#### [WHAT TO PRODUCE]
Extract each line where the string "text" shows up.

#### [LISTED ENTRIES]
--------------------------------

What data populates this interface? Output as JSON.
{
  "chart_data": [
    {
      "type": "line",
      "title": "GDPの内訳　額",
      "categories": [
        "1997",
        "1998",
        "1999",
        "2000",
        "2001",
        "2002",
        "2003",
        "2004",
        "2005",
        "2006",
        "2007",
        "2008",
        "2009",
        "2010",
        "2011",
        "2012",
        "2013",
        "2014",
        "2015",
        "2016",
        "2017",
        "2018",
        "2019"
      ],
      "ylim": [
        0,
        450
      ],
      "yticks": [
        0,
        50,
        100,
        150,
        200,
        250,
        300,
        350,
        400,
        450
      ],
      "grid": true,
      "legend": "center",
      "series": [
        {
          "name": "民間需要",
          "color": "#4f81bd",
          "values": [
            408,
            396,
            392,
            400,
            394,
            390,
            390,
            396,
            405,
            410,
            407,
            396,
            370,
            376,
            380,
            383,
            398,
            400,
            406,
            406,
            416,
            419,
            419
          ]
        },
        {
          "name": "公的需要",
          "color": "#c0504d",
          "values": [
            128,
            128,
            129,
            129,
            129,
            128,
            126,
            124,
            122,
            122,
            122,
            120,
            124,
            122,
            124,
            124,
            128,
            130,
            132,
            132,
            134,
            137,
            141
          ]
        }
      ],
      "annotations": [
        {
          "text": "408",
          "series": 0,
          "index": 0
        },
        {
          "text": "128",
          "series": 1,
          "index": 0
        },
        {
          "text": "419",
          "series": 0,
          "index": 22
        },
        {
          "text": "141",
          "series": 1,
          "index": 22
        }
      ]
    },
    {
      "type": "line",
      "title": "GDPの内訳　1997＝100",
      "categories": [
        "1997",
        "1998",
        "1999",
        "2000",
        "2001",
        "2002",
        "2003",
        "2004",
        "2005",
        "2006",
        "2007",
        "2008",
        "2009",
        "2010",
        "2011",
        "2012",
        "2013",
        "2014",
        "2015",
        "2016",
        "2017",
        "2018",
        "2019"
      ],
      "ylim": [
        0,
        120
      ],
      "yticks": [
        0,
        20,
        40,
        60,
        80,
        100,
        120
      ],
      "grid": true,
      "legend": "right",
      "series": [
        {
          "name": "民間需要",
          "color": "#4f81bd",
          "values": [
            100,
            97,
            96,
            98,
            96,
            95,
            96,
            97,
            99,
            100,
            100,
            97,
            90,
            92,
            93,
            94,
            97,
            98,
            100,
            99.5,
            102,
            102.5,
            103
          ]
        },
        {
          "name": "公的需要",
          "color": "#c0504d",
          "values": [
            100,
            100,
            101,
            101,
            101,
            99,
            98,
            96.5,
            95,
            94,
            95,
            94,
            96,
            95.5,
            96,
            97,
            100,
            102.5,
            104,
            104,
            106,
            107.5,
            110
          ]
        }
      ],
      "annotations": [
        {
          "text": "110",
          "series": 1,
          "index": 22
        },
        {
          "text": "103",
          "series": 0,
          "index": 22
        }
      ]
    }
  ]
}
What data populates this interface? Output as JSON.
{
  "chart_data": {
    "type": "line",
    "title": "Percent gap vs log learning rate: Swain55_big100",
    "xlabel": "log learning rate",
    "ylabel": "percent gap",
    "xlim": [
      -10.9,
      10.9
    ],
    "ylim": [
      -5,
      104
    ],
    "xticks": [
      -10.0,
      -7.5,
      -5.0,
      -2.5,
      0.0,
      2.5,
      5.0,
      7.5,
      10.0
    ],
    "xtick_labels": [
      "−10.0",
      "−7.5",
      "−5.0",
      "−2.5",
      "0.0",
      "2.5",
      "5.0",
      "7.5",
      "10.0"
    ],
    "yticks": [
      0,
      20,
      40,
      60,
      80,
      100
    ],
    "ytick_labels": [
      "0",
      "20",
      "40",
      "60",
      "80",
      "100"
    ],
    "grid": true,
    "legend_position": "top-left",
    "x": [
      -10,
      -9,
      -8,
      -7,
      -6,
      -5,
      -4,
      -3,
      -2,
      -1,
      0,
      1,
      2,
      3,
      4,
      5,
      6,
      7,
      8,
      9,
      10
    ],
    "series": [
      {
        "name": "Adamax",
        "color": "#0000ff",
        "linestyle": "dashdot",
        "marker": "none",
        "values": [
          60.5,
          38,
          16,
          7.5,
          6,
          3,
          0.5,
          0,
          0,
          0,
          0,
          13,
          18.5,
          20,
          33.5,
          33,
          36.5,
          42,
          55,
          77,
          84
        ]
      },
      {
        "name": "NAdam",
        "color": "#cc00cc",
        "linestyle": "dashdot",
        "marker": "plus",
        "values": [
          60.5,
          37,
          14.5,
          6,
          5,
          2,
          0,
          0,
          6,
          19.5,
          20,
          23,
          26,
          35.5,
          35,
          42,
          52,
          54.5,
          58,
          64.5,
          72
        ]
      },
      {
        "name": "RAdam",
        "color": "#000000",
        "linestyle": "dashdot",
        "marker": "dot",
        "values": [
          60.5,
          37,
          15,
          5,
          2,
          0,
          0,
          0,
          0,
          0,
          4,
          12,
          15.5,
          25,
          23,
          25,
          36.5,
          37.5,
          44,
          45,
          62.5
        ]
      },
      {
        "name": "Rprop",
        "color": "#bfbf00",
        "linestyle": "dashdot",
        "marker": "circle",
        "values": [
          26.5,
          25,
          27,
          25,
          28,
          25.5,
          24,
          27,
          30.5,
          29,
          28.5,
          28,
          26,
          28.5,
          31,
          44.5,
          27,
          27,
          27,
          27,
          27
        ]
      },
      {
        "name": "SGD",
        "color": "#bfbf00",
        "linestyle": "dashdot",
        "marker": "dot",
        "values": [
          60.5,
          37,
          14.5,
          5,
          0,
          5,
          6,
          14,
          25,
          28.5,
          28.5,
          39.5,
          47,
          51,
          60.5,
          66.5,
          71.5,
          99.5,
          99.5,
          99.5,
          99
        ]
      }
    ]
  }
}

--------------------------------

#### [ANSWER FOR THE TASK]
          "text": "408",
          "text": "128",
          "text": "419",
          "text": "141",
          "text": "110",
          "text": "103",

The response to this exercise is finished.